Study text:

=-=-=-=-=

Robb Report Vices

Mastering the Morning After

  • Brett Anderson

Hangovers, like hurricanes, have their season. According to the experts, this chaotic interlude extends from Thanksgiving to the end of the first week of the new year, during which time a victim’s suffering is proportionate to the intensity of his or her indulgence. The most fortunate can classify their bouts by the year in which the calamity occurs; however, other afflicted souls must label their tempests of immoderation according to the alphabet, beginning, for instance, with Hangover Alvin and ending, in the most active seasons, with Hangover Zenobia.

These maladies descend on their victims with varying degrees of force. A Class One hangover, for example, not only entails a headache that assails the walls of the skull with the ferocity of sustained cannon fire but adds a Saharan dryness of the mouth and vision as murky as the waters of the Black Lagoon. A Class Two case injects a dose of nausea akin to what a test pilot might achieve at two g’s, as well as the gastric equivalent of Krakatoa’s legendary 1883 eruption. A hangover of Class Three magnitude (which seldom lasts fewer than two days) all but paralyzes the subject and generates ocular and auditory hallucinations of an unimaginable nature.

=-=-=-=-=

Extracted information:
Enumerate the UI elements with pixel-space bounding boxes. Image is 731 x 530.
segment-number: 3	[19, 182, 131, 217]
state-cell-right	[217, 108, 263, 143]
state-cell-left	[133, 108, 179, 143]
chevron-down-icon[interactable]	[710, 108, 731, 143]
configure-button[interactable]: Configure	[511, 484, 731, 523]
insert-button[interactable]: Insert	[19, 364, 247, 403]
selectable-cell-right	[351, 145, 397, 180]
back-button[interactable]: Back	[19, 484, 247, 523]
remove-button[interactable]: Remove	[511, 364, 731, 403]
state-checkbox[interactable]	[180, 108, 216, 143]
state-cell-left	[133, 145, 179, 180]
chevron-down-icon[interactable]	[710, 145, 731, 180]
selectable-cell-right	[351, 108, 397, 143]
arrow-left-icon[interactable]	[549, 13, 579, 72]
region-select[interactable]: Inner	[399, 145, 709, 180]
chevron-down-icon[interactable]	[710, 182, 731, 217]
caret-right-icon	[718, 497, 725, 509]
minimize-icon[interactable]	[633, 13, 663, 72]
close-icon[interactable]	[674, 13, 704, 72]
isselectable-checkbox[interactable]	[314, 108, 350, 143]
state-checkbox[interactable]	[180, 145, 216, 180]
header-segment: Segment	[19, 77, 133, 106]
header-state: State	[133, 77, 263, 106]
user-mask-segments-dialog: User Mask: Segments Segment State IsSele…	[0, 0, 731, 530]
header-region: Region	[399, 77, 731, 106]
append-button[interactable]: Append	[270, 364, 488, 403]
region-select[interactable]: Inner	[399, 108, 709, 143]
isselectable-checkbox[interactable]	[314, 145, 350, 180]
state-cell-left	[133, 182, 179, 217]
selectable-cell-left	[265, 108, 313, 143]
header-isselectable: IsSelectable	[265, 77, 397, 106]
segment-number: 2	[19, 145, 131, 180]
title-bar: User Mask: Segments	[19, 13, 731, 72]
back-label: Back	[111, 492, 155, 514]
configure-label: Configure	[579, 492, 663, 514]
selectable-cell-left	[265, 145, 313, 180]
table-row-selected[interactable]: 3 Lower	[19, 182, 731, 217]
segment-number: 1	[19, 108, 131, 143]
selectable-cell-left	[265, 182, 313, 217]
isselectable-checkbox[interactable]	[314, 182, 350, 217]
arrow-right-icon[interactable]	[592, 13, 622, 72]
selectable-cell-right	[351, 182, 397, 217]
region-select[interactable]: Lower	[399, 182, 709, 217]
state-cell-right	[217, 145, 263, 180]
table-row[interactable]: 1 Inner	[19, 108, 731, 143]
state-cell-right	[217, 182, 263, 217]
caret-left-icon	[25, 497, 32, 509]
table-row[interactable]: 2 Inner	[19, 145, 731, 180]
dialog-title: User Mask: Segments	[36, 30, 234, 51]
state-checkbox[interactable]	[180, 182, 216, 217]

=-=-=-=-=

Problem details: Reproduce the hangover essay from "These maladies descend" up to and including "an unimaginable nature.", substituting "queasiness" for "nausea".

Response area:
These maladies descend on their victims with varying degrees of force. A Class One hangover, for example, not only entails a headache that assails the walls of the skull with the ferocity of sustained cannon fire but adds a Saharan dryness of the mouth and vision as murky as the waters of the Black Lagoon. A Class Two case injects a dose of queasiness akin to what a test pilot might achieve at two g’s, as well as the gastric equivalent of Krakatoa’s legendary 1883 eruption. A hangover of Class Three magnitude (which seldom lasts fewer than two days) all but paralyzes the subject and generates ocular and auditory hallucinations of an unimaginable nature.